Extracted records
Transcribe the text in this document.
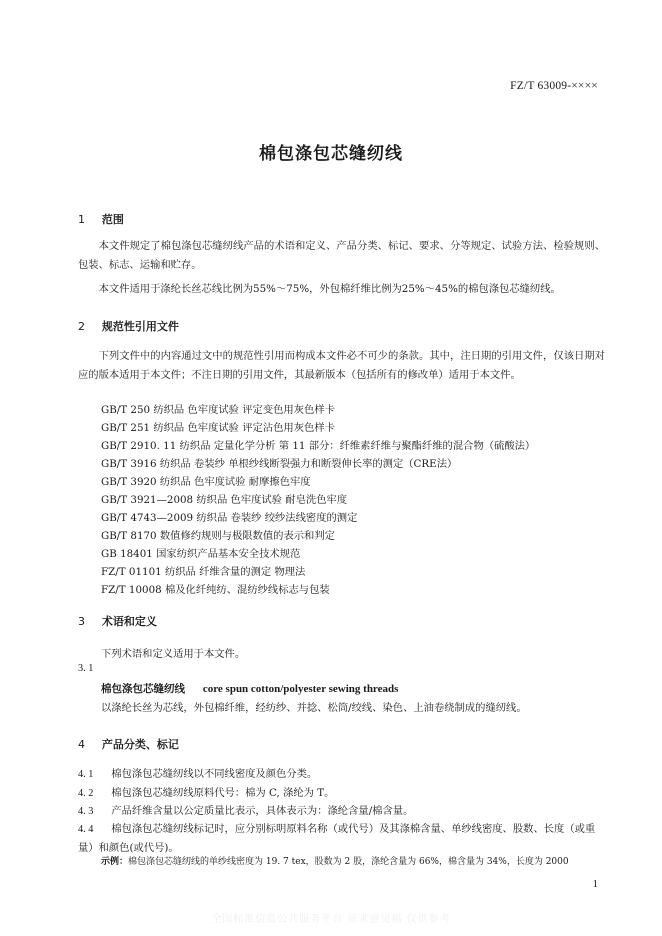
FZ/T 63009-××××
棉包涤包芯缝纫线
1 范围
本文件规定了棉包涤包芯缝纫线产品的术语和定义、产品分类、标记、要求、分等规定、试验方法、检验规则、包装、标志、运输和贮存。
本文件适用于涤纶长丝芯线比例为55%～75%，外包棉纤维比例为25%～45%的棉包涤包芯缝纫线。
2 规范性引用文件
下列文件中的内容通过文中的规范性引用而构成本文件必不可少的条款。其中，注日期的引用文件，仅该日期对应的版本适用于本文件；不注日期的引用文件，其最新版本（包括所有的修改单）适用于本文件。
GB/T 250 纺织品 色牢度试验 评定变色用灰色样卡
GB/T 251 纺织品 色牢度试验 评定沾色用灰色样卡
GB/T 2910. 11 纺织品 定量化学分析 第 11 部分：纤维素纤维与聚酯纤维的混合物（硫酸法）
GB/T 3916 纺织品 卷装纱 单根纱线断裂强力和断裂伸长率的测定（CRE法）
GB/T 3920 纺织品 色牢度试验 耐摩擦色牢度
GB/T 3921—2008 纺织品 色牢度试验 耐皂洗色牢度
GB/T 4743—2009 纺织品 卷装纱 绞纱法线密度的测定
GB/T 8170 数值修约规则与极限数值的表示和判定
GB 18401 国家纺织产品基本安全技术规范
FZ/T 01101 纺织品 纤维含量的测定 物理法
FZ/T 10008 棉及化纤纯纺、混纺纱线标志与包装
3 术语和定义
下列术语和定义适用于本文件。
3. 1
棉包涤包芯缝纫线 core spun cotton/polyester sewing threads
以涤纶长丝为芯线，外包棉纤维，经纺纱、并捻、松筒/绞线、染色、上油卷绕制成的缝纫线。
4 产品分类、标记
4. 1 棉包涤包芯缝纫线以不同线密度及颜色分类。
4. 2 棉包涤包芯缝纫线原料代号：棉为 C, 涤纶为 T。
4. 3 产品纤维含量以公定质量比表示，具体表示为：涤纶含量/棉含量。
4. 4 棉包涤包芯缝纫线标记时，应分别标明原料名称（或代号）及其涤棉含量、单纱线密度、股数、长度（或重量）和颜色(或代号)。
示例：棉包涤包芯缝纫线的单纱线密度为 19. 7 tex，股数为 2 股，涤纶含量为 66%，棉含量为 34%，长度为 2000
1
全国标准信息公共服务平台 征求意见稿 仅供参考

▸ **Task goal**: For the listing above, give the number of lines in which the string "色牢度试验" occurs, and nothing else.

▸ **Task result**: 4